## Given exercise
Copy each line exactly. Leave nothing out.

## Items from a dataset
◇ ◇ ◇ ◇ ◇ ◇ ◇
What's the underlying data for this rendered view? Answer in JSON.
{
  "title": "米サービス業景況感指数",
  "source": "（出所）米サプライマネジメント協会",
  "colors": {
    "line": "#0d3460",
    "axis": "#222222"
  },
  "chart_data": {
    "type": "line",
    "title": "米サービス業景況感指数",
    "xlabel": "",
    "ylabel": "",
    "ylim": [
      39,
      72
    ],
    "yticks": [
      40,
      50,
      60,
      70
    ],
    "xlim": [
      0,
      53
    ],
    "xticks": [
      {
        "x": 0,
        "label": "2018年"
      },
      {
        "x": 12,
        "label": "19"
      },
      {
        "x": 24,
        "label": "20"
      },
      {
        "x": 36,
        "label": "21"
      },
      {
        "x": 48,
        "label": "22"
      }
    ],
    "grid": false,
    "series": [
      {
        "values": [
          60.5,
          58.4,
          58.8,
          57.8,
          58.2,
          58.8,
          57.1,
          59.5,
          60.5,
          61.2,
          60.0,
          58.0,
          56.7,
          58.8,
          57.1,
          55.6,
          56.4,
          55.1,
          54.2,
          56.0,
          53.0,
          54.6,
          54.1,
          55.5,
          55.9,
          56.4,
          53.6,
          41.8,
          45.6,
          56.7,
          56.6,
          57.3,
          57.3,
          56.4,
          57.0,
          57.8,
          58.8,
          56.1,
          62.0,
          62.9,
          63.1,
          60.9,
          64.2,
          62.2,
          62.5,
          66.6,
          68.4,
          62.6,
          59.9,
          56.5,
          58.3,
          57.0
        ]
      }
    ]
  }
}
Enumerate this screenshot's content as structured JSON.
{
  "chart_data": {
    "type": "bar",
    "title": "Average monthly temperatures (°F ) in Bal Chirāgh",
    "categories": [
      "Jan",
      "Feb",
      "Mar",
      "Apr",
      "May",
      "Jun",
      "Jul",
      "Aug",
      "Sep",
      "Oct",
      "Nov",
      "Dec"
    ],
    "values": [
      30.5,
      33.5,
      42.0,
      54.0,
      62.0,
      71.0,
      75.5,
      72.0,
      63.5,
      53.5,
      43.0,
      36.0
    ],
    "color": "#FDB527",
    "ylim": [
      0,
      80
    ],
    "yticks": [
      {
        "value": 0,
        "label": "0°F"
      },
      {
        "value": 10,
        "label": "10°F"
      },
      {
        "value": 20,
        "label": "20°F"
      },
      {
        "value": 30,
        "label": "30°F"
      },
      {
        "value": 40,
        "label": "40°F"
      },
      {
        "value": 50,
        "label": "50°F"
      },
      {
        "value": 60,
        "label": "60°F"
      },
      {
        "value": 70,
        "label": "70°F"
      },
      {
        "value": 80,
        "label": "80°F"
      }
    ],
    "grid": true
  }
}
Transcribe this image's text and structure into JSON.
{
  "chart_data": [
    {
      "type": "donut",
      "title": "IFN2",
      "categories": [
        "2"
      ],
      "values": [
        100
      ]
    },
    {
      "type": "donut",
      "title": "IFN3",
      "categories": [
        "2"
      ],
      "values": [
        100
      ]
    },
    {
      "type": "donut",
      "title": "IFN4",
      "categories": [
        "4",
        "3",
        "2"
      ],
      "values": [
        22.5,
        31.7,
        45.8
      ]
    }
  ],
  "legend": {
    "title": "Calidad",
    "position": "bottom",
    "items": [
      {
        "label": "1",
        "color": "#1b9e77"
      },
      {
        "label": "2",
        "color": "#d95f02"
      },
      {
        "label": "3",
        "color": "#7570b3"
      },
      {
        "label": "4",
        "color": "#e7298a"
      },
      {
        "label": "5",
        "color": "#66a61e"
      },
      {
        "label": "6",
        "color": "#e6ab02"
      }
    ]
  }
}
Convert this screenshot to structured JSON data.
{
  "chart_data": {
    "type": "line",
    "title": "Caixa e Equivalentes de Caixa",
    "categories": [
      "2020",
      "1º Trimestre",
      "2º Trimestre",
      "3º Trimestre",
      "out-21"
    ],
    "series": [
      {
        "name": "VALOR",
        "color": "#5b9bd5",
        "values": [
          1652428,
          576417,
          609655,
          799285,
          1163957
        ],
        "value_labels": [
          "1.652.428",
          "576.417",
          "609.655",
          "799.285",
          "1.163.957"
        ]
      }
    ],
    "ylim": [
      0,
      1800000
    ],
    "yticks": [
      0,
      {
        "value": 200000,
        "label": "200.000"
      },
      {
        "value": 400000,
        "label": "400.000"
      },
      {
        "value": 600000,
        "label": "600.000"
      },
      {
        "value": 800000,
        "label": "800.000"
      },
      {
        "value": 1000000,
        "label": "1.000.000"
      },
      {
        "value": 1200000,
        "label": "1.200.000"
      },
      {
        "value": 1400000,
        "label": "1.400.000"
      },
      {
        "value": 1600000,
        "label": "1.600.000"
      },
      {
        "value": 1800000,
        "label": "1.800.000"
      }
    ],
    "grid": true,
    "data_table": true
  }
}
◇ ◇ ◇ ◇ ◇ ◇ ◇
## Written response
What's the underlying data for this rendered view? Answer in JSON.
{
  "title": "米サービス業景況感指数",
  "source": "（出所）米サプライマネジメント協会",
  "colors": {
    "line": "#0d3460",
    "axis": "#222222"
  },
  "chart_data": {
    "type": "line",
    "title": "米サービス業景況感指数",
    "xlabel": "",
    "ylabel": "",
    "ylim": [
      39,
      72
    ],
    "yticks": [
      40,
      50,
      60,
      70
    ],
    "xlim": [
      0,
      53
    ],
    "xticks": [
      {
        "x": 0,
        "label": "2018年"
      },
      {
        "x": 12,
        "label": "19"
      },
      {
        "x": 24,
        "label": "20"
      },
      {
        "x": 36,
        "label": "21"
      },
      {
        "x": 48,
        "label": "22"
      }
    ],
    "grid": false,
    "series": [
      {
        "values": [
          60.5,
          58.4,
          58.8,
          57.8,
          58.2,
          58.8,
          57.1,
          59.5,
          60.5,
          61.2,
          60.0,
          58.0,
          56.7,
          58.8,
          57.1,
          55.6,
          56.4,
          55.1,
          54.2,
          56.0,
          53.0,
          54.6,
          54.1,
          55.5,
          55.9,
          56.4,
          53.6,
          41.8,
          45.6,
          56.7,
          56.6,
          57.3,
          57.3,
          56.4,
          57.0,
          57.8,
          58.8,
          56.1,
          62.0,
          62.9,
          63.1,
          60.9,
          64.2,
          62.2,
          62.5,
          66.6,
          68.4,
          62.6,
          59.9,
          56.5,
          58.3,
          57.0
        ]
      }
    ]
  }
}
Enumerate this screenshot's content as structured JSON.
{
  "chart_data": {
    "type": "bar",
    "title": "Average monthly temperatures (°F ) in Bal Chirāgh",
    "categories": [
      "Jan",
      "Feb",
      "Mar",
      "Apr",
      "May",
      "Jun",
      "Jul",
      "Aug",
      "Sep",
      "Oct",
      "Nov",
      "Dec"
    ],
    "values": [
      30.5,
      33.5,
      42.0,
      54.0,
      62.0,
      71.0,
      75.5,
      72.0,
      63.5,
      53.5,
      43.0,
      36.0
    ],
    "color": "#FDB527",
    "ylim": [
      0,
      80
    ],
    "yticks": [
      {
        "value": 0,
        "label": "0°F"
      },
      {
        "value": 10,
        "label": "10°F"
      },
      {
        "value": 20,
        "label": "20°F"
      },
      {
        "value": 30,
        "label": "30°F"
      },
      {
        "value": 40,
        "label": "40°F"
      },
      {
        "value": 50,
        "label": "50°F"
      },
      {
        "value": 60,
        "label": "60°F"
      },
      {
        "value": 70,
        "label": "70°F"
      },
      {
        "value": 80,
        "label": "80°F"
      }
    ],
    "grid": true
  }
}
Transcribe this image's text and structure into JSON.
{
  "chart_data": [
    {
      "type": "donut",
      "title": "IFN2",
      "categories": [
        "2"
      ],
      "values": [
        100
      ]
    },
    {
      "type": "donut",
      "title": "IFN3",
      "categories": [
        "2"
      ],
      "values": [
        100
      ]
    },
    {
      "type": "donut",
      "title": "IFN4",
      "categories": [
        "4",
        "3",
        "2"
      ],
      "values": [
        22.5,
        31.7,
        45.8
      ]
    }
  ],
  "legend": {
    "title": "Calidad",
    "position": "bottom",
    "items": [
      {
        "label": "1",
        "color": "#1b9e77"
      },
      {
        "label": "2",
        "color": "#d95f02"
      },
      {
        "label": "3",
        "color": "#7570b3"
      },
      {
        "label": "4",
        "color": "#e7298a"
      },
      {
        "label": "5",
        "color": "#66a61e"
      },
      {
        "label": "6",
        "color": "#e6ab02"
      }
    ]
  }
}
Convert this screenshot to structured JSON data.
{
  "chart_data": {
    "type": "line",
    "title": "Caixa e Equivalentes de Caixa",
    "categories": [
      "2020",
      "1º Trimestre",
      "2º Trimestre",
      "3º Trimestre",
      "out-21"
    ],
    "series": [
      {
        "name": "VALOR",
        "color": "#5b9bd5",
        "values": [
          1652428,
          576417,
          609655,
          799285,
          1163957
        ],
        "value_labels": [
          "1.652.428",
          "576.417",
          "609.655",
          "799.285",
          "1.163.957"
        ]
      }
    ],
    "ylim": [
      0,
      1800000
    ],
    "yticks": [
      0,
      {
        "value": 200000,
        "label": "200.000"
      },
      {
        "value": 400000,
        "label": "400.000"
      },
      {
        "value": 600000,
        "label": "600.000"
      },
      {
        "value": 800000,
        "label": "800.000"
      },
      {
        "value": 1000000,
        "label": "1.000.000"
      },
      {
        "value": 1200000,
        "label": "1.200.000"
      },
      {
        "value": 1400000,
        "label": "1.400.000"
      },
      {
        "value": 1600000,
        "label": "1.600.000"
      },
      {
        "value": 1800000,
        "label": "1.800.000"
      }
    ],
    "grid": true,
    "data_table": true
  }
}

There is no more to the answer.